### TASK TO COMPLETE
Reproduce the data below verbatim from the line containing "Give me the" through its final line, and produce nothing more.
— START PROVIDED ENTRIES —
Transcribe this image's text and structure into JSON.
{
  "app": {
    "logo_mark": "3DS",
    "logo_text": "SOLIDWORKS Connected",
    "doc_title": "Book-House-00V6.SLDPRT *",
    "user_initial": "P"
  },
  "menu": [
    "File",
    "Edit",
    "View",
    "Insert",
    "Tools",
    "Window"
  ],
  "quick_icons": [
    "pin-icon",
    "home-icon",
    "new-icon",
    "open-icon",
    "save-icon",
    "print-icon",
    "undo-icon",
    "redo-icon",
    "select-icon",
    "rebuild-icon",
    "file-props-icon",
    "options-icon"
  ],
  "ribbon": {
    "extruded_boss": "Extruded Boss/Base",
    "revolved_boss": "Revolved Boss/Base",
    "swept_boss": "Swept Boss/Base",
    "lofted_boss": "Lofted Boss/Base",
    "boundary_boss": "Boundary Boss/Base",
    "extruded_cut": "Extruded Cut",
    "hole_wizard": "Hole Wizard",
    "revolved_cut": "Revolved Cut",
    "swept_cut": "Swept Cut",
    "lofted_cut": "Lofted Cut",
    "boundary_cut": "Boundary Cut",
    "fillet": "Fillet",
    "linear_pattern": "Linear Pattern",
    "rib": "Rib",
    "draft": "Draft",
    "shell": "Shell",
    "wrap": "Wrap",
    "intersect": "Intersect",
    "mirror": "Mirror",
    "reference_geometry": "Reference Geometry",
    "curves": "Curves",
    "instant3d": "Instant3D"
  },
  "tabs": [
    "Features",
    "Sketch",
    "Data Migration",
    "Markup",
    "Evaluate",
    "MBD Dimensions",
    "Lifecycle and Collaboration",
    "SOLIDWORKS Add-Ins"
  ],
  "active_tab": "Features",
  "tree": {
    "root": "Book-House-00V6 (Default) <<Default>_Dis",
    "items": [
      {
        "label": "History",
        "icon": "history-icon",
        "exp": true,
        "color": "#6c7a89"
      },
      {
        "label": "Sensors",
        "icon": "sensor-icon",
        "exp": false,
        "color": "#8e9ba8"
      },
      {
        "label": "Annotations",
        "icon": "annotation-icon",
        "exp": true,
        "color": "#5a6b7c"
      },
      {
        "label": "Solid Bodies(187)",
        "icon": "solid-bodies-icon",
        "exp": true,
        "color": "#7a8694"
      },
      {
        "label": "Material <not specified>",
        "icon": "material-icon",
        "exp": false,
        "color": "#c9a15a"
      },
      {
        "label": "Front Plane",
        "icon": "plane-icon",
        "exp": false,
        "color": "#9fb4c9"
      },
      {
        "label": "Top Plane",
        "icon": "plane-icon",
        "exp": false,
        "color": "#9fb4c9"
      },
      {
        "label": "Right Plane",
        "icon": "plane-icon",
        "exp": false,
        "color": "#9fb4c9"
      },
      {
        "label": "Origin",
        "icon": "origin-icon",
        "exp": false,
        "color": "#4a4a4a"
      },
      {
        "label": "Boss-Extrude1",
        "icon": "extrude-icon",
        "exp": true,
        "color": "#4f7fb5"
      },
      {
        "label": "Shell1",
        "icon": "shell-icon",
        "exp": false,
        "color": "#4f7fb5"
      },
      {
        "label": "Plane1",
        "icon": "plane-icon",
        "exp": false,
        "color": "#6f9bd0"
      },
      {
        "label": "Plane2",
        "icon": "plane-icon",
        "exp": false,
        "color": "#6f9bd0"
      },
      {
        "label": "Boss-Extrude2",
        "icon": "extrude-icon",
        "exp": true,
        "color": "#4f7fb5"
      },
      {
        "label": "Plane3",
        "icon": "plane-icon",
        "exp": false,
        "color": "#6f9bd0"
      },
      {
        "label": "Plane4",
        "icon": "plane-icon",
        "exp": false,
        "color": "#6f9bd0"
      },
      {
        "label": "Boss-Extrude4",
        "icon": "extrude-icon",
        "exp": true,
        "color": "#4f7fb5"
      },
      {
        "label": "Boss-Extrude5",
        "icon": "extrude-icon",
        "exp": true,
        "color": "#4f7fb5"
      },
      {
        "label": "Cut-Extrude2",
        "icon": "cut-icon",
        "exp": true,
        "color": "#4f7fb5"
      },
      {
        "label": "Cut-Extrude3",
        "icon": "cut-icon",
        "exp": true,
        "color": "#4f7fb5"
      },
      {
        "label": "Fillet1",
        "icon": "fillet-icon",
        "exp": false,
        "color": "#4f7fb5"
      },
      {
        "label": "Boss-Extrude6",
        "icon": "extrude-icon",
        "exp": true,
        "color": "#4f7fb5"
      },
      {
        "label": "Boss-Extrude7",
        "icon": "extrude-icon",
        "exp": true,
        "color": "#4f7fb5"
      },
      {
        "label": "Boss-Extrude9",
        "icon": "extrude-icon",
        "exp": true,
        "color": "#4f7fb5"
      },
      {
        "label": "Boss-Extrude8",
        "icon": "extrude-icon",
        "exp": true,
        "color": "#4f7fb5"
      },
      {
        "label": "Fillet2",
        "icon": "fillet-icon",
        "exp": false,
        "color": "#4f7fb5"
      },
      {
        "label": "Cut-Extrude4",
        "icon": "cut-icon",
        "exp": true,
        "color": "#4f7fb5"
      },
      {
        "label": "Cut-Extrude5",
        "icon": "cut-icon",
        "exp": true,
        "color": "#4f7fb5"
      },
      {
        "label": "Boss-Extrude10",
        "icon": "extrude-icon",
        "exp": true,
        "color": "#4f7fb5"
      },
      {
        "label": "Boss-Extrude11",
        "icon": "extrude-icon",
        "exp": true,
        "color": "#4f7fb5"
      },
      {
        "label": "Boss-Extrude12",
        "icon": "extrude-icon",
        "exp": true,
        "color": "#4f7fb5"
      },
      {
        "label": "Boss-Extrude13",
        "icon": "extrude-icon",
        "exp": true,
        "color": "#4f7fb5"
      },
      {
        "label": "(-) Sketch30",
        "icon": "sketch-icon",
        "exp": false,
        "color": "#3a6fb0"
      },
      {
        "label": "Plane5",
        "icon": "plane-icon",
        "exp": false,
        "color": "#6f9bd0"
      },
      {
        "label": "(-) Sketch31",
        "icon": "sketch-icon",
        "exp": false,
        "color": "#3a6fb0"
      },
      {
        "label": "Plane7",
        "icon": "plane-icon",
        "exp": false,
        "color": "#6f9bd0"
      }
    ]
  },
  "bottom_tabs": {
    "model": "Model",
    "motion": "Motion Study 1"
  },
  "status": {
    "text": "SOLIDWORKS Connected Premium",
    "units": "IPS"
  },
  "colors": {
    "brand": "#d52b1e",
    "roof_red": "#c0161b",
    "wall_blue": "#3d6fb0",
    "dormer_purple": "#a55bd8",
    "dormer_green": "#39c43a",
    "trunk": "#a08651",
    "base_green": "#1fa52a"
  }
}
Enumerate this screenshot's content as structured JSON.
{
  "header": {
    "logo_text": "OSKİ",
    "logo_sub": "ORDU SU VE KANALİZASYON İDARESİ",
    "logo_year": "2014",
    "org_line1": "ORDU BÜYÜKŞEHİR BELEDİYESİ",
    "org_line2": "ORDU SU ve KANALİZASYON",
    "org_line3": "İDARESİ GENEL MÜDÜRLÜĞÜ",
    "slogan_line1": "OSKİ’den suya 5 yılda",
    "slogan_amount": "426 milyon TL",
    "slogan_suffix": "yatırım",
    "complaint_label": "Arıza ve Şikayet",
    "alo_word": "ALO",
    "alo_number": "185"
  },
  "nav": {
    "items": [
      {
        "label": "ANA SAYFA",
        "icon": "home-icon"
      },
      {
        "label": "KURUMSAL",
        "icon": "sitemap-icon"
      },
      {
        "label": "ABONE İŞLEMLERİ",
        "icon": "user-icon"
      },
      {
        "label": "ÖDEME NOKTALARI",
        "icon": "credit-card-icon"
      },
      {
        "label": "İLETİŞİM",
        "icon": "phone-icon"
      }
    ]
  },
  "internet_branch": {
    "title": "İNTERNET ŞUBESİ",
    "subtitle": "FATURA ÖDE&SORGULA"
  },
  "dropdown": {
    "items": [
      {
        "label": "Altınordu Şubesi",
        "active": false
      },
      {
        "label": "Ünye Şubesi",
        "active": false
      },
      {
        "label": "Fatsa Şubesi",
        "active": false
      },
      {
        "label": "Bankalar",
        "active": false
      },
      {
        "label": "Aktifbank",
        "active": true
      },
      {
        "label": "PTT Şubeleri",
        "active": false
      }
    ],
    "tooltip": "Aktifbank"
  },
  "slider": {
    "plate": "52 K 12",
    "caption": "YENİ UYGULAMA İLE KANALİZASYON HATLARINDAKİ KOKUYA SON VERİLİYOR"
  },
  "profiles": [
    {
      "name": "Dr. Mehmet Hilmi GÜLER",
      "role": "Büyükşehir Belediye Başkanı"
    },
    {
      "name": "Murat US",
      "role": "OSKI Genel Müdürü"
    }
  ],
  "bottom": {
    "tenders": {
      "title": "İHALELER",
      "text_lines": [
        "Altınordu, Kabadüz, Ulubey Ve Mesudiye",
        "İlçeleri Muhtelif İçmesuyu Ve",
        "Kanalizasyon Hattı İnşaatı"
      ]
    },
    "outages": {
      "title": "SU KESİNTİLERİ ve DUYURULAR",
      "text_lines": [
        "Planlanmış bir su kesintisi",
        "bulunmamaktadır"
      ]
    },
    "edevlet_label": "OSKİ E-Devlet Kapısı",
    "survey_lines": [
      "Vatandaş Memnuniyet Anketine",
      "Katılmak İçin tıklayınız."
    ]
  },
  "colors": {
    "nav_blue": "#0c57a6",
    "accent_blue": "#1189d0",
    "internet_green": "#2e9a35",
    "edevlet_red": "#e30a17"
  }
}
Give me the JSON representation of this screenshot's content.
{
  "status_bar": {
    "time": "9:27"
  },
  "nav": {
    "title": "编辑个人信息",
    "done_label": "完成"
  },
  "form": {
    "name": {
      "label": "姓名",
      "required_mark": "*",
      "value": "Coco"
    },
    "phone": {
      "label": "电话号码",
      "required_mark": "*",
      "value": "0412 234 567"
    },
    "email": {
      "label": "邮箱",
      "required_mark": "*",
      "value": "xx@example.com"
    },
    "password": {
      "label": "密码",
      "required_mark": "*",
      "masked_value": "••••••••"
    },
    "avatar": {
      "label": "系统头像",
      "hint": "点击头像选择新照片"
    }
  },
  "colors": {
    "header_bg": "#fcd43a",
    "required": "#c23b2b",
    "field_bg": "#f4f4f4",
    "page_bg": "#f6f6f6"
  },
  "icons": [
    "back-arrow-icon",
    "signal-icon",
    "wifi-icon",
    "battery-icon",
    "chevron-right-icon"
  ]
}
— END PROVIDED ENTRIES —
### REPLY TO THE TASK
Give me the JSON representation of this screenshot's content.
{
  "status_bar": {
    "time": "9:27"
  },
  "nav": {
    "title": "编辑个人信息",
    "done_label": "完成"
  },
  "form": {
    "name": {
      "label": "姓名",
      "required_mark": "*",
      "value": "Coco"
    },
    "phone": {
      "label": "电话号码",
      "required_mark": "*",
      "value": "0412 234 567"
    },
    "email": {
      "label": "邮箱",
      "required_mark": "*",
      "value": "xx@example.com"
    },
    "password": {
      "label": "密码",
      "required_mark": "*",
      "masked_value": "••••••••"
    },
    "avatar": {
      "label": "系统头像",
      "hint": "点击头像选择新照片"
    }
  },
  "colors": {
    "header_bg": "#fcd43a",
    "required": "#c23b2b",
    "field_bg": "#f4f4f4",
    "page_bg": "#f6f6f6"
  },
  "icons": [
    "back-arrow-icon",
    "signal-icon",
    "wifi-icon",
    "battery-icon",
    "chevron-right-icon"
  ]
}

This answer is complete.